■ DOCUMENT ■
Lilacs, Syringa, are classic garden shrubs and small trees that bear panicles of fragrant, tubular, single or double flowers in shades of purple, pink and white from late spring to early summer. The flowers are highly attractive to pollinators, including bees, butterflies and moths. They are excellent for cutting and are edible, too.
The most common lilac is Syringa vulgaris, or tree lilac. It is part of the Oleaceae or olive family and is native to east Asia and south east Europe. It was much loved by the Edwardians and was widely grown in suburban gardens before going out of fashion. However there is now renewed interest in lilac as it is hard to beat for flowers, wildlife value and scent.
There are are many cultivars to choose from – some are compact and more suitable for smaller gardens or pots, while larger types can be grown as a standalone specimen in a lawn or at the back of a mixed border.
You can expect lilacs to put on around 30-60cm of growth a year. To extend the season of interest, you could try growing a late-flowering clematis through the larger cultivars.
How to grow lilac
Lilacs are easy to grow. Grow in moist but well-drained, neutral to alkaline soil in full sun. Prune after flowering to prevent them getting leggy. Mulch annually in spring.

■ RECORDS PROVIDED ■
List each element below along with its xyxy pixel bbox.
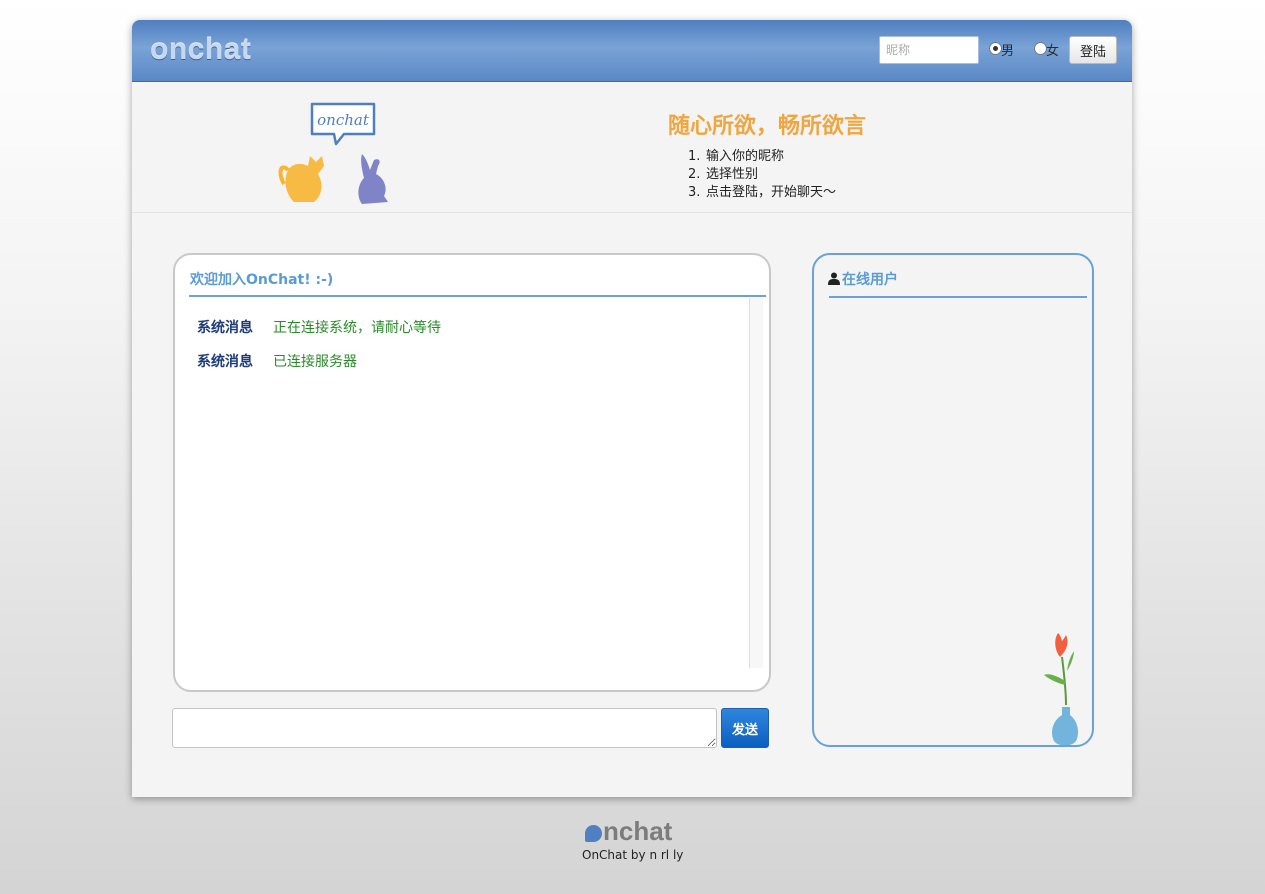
message-text: 正在连接系统，请耐心等待 [273, 320, 441, 336]
login-button[interactable]: 登陆 [1069, 36, 1117, 64]
login-steps-list: 1. 输入你的昵称 2. 选择性别 3. 点击登陆，开始聊天～ [688, 148, 836, 202]
divider [829, 296, 1087, 298]
nickname-input[interactable] [879, 36, 979, 64]
chat-message: 系统消息 正在连接系统，请耐心等待 [197, 317, 441, 337]
message-sender: 系统消息 [197, 320, 253, 336]
chat-panel: 欢迎加入OnChat! :-) 系统消息 正在连接系统，请耐心等待 系统消息 已连接… [173, 253, 771, 692]
login-step: 2. 选择性别 [688, 167, 759, 182]
flower-vase-illustration [1044, 633, 1078, 746]
chat-message: 系统消息 已连接服务器 [197, 351, 357, 371]
message-sender: 系统消息 [197, 354, 253, 370]
slogan-heading: 随心所欲，畅所欲言 [668, 114, 867, 139]
gender-female-label: 女 [1046, 44, 1060, 59]
chat-scrollbar[interactable] [749, 298, 763, 668]
online-users-panel: 在线用户 [812, 253, 1094, 747]
login-step: 1. 输入你的昵称 [688, 149, 785, 164]
gender-male-label: 男 [1001, 44, 1015, 59]
footer-logo: nchat [585, 816, 672, 847]
mascot-sign-text: onchat [317, 111, 370, 129]
message-input[interactable] [172, 708, 717, 748]
login-step: 3. 点击登陆，开始聊天～ [688, 185, 837, 200]
top-bar: onchat 男 女 登陆 [132, 20, 1132, 82]
chat-panel-title: 欢迎加入OnChat! :-) [190, 272, 334, 288]
chat-message-log[interactable]: 系统消息 正在连接系统，请耐心等待 系统消息 已连接服务器 [189, 298, 763, 668]
message-text: 已连接服务器 [273, 354, 357, 370]
divider [189, 295, 766, 297]
footer-credit: OnChat by n rl ly [582, 848, 684, 862]
online-users-title: 在线用户 [828, 269, 898, 289]
send-button[interactable]: 发送 [721, 708, 769, 748]
chat-bubble-icon [585, 825, 602, 842]
user-icon [828, 272, 840, 285]
brand-logo: onchat [150, 33, 252, 66]
cat-rabbit-mascot-illustration: onchat [278, 102, 388, 204]
hero-banner: onchat 随心所欲，畅所欲言 1. 输入你的昵称 2. 选择性别 3. 点击登陆，… [132, 82, 1132, 213]
app-window: onchat 男 女 登陆 onchat 随心所欲，畅所欲言 1.输入你的昵称 … [132, 20, 1132, 797]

■ TASKS ■
1. According to the lilac passage, how much growth can lilacs be expected to put on each year?
2. Write out the lilac passage word for word between "There are are" and "the larger cultivars.", inclusive.
The entries have no connection to the lilac passage.

■ ANSWERS ■
1. Around 30-60cm a year.

2.
There are are many cultivars to choose from – some are compact and more suitable for smaller gardens or pots, while larger types can be grown as a standalone specimen in a lawn or at the back of a mixed border.
You can expect lilacs to put on around 30-60cm of growth a year. To extend the season of interest, you could try growing a late-flowering clematis through the larger cultivars.